** Passage for review follows **
First Visualizing Data Nodebox Conversions

I spent some time this evening with Nodebox and "Visualizing Data" by Ben Fry. I did encounter a couple of quirks and a few things i needed to re-implement in python, but i managed to get through the first couple of example applications in the book. Basically, i can load the map graphic, load the center point and the random data tab-delimited text files and plot circles on the center points of the map.

Nodebox Map Example Output

I had to reimplement a few things:

  • the Table class from the book was ported (mostly) to python. The API is a bit simpler since python is more flexible with types.
  • i built a processing module in python with the following methods:
  • processing.lerp - linear interpolation between two values
  • processing.norm - figures out the relative position of a value in a range (ie, norm(2, 0.0, 4.0) is 0.5
  • processing.map - Takes a value between 1 range of values and maps it to the equivalent spot in another range. This method is poorly named since python has a map method that does what a programming language should do for map().

The processing module will hold most of the stuff i needed to reimplement from processing.

I have posted the Nodebox Project and required libraries for you to download and play with. I should probably clarify the license on this code and put it in version control, but that is a task for another time.

August 1, 2008

Processing and NodeBox

I have played around with processing on and off for a few years now. setpixel told me about the app pretty soon after it came out. I have never spent much concentrated time working with it, though. This year, at pycon, i learned about NodeBox, which is essentially processing for mac os x using python instead of java. I have also dabbled a bit with that app, but to no real end.

I have a copy of Ben Fry's new book Visualizing Data and have been reading through it every once and a while. I decided today to try to work through that book and translate the examples to python along the way so i can learn nodebox a bit better and get through some more hands on processing work.

This morning at the coffee shop, i made a quick example app to run in both nodebox and processing just to get things started. The design is a simple stairstep of squares with changing fill and stroke colors. Even this simple application shows some interesting differences between nodebox and processing (as well as java and python).
** End of Passage for review **
Set of tasks -
a) Answer these questions from the text on Nodebox and processing above:
(i) What value does processing.norm(2, 0.0, 4.0) give?
(ii) At what event did the writer learn about NodeBox?
(iii) What design does the example app made at the coffee shop draw?
b) Continue the text on Nodebox and processing above, starting after its final sentence.
** Data records follows **
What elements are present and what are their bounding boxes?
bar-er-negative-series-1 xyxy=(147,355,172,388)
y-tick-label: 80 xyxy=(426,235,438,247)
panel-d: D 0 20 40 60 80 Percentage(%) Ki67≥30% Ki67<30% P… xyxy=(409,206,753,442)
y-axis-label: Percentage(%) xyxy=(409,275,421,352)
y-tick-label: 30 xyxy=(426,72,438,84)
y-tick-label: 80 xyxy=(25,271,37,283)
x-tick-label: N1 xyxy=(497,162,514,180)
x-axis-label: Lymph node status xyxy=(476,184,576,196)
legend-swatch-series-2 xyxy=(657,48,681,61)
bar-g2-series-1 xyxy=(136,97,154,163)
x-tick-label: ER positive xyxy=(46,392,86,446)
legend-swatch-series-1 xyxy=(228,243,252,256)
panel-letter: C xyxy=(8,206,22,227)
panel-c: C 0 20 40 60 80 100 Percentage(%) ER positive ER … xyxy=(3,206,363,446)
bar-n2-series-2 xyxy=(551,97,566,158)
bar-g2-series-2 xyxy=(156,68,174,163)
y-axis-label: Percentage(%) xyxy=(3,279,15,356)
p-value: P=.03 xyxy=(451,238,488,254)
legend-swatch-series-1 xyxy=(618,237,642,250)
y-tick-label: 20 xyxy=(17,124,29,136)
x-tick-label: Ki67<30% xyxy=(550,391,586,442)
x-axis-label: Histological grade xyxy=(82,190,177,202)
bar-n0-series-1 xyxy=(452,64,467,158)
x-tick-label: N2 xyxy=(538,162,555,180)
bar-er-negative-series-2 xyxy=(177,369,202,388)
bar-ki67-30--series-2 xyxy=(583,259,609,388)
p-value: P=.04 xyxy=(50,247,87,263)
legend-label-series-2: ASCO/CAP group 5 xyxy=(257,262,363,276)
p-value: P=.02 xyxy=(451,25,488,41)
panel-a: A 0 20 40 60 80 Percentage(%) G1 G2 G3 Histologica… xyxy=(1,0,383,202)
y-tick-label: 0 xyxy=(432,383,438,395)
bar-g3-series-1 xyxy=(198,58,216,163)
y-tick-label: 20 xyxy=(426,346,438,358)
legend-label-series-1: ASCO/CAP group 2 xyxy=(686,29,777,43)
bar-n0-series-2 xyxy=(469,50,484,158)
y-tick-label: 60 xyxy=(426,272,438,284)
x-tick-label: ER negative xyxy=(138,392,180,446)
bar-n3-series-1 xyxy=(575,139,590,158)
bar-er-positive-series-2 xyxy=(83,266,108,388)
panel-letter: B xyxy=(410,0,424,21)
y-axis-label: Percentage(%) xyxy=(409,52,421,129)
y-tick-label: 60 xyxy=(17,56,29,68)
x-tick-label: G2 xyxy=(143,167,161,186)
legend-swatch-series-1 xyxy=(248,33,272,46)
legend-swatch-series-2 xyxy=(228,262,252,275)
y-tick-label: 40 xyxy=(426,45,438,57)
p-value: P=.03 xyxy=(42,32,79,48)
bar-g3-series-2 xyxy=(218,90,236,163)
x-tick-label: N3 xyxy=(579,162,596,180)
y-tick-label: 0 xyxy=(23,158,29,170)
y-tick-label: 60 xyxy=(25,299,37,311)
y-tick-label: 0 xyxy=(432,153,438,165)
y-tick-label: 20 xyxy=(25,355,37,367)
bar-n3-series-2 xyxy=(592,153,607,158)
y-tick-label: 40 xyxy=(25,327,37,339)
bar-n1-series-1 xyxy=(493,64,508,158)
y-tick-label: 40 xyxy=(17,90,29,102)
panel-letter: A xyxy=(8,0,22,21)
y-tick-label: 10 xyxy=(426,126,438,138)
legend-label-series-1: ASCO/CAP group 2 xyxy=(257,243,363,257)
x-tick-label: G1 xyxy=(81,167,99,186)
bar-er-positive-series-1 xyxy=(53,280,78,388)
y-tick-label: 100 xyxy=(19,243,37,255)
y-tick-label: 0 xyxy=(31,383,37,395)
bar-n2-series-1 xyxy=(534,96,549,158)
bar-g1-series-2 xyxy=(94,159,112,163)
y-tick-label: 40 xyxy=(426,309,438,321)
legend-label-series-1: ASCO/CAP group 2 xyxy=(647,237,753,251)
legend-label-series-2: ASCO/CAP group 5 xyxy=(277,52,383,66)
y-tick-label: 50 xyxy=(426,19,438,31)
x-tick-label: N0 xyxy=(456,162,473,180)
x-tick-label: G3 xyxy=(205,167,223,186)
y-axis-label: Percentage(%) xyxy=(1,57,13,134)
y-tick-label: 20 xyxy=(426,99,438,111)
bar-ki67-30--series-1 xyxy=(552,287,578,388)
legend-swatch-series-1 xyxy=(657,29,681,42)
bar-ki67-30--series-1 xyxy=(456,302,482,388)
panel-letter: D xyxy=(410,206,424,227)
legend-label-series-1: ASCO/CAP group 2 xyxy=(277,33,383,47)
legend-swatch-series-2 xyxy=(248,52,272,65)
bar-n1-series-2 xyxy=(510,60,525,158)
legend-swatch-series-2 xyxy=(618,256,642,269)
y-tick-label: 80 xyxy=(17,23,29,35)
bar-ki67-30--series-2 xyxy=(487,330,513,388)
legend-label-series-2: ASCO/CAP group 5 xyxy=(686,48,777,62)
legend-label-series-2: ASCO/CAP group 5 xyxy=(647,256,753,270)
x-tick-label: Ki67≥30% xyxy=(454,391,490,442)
** End of Data records **
Answers to the exercise -
a)
(i) 0.5
(ii) At pycon
(iii) A simple stairstep of squares with changing fill and stroke colors

b)
Processing

Processing Design

Code sample:

    int sizeWidth = 600;
    int sizeHeight = 600;

    void setup() 
    {
      size(sizeWidth, sizeHeight);
      background(.7*255);
      noLoop();
    }

    void draw() {
      for (int i = 0;  i<20; i++) {
        fill(ceiling(i*40,255));
        stroke(ceiling(i*20,255));
        rect(i*40, i*40, 40, 40);
      }
    }

    int ceiling(int inputVal, int ceilingVal) {
     if ( inputVal > ceilingVal ) {
      return ceilingVal;
     } else {
      return inputVal;
     } 
    }

Nodebox

Nodebox Design

Code Sample:

    sizeheight = 600
    sizewidth = 600

    def background (w,h):
        size(w, h)
        fill(.7, .7, .7)
        rect(0, 0, w, h)

    background(sizewidth, sizeheight)

    for i in range(20):
        fill(i*40/255.0, i*40/255.0, i*40/255.0)
        stroke(i*20/255.0, i*20/255.0, i*20/255.0)
        rect(i*40, i*40, 40, 40)

While this sample design is very simplistic, there are a few interesting points that i learned while making this example.

  • processing will not automatically cap color values at 255 if given numbers > 255, so i needed to make the ceiling() function to keep the behaviour between processing and nodebox the same.
  • nodebox has a richer rect() method that lets you specify corner radius. The stroke will follow the corner radius settings. I haven't dug into processing enough yet to figure out the equivalent method for drawing rounded rectangles, but it is definitely possible.